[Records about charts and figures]
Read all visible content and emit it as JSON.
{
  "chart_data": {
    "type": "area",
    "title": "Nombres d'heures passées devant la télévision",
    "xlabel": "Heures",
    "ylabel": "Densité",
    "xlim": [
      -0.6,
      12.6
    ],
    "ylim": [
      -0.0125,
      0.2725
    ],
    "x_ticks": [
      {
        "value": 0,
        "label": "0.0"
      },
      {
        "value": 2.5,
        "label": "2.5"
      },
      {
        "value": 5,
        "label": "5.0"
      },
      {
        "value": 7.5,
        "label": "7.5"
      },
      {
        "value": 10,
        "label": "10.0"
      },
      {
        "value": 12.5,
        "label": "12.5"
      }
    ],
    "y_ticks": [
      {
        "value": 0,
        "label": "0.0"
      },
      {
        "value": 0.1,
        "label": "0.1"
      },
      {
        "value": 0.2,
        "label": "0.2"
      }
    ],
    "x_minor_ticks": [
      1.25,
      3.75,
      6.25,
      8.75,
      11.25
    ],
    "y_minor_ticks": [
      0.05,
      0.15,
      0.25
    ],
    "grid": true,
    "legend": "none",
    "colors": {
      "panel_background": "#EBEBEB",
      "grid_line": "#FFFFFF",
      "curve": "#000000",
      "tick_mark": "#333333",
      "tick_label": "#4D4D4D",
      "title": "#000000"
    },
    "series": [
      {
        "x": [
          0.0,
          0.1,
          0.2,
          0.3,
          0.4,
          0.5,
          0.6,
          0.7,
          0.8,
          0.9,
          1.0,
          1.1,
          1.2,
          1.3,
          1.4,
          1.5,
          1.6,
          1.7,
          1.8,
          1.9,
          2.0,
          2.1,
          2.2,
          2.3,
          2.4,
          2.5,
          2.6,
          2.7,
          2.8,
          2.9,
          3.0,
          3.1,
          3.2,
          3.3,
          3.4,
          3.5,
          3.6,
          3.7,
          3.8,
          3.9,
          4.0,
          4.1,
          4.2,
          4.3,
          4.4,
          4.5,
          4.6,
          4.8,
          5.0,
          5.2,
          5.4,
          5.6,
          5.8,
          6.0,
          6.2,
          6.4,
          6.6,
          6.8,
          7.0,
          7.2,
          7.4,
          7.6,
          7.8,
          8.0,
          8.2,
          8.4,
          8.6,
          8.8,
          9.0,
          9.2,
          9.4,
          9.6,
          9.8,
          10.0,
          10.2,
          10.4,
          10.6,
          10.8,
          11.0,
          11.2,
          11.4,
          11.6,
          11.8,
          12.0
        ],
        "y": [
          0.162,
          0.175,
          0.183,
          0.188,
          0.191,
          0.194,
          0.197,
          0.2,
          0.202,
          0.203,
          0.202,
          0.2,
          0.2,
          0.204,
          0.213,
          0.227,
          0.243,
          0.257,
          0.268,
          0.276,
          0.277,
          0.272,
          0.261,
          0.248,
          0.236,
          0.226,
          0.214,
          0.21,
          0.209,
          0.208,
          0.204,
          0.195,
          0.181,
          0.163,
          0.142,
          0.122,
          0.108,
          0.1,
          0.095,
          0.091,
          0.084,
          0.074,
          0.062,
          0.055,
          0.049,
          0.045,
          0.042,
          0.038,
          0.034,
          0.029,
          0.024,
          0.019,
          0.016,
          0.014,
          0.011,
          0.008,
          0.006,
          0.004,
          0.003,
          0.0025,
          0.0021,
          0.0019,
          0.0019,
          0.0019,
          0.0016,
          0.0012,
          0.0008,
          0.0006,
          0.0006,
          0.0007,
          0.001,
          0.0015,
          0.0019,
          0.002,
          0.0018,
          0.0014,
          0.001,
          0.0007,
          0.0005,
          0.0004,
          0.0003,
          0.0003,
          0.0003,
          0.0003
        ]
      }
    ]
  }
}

- _WORK TO DO_:
Report how many lines of the listing above include the word "value". Say nothing but the number.

- _SOLUTION TO THIS EXERCISE_:
9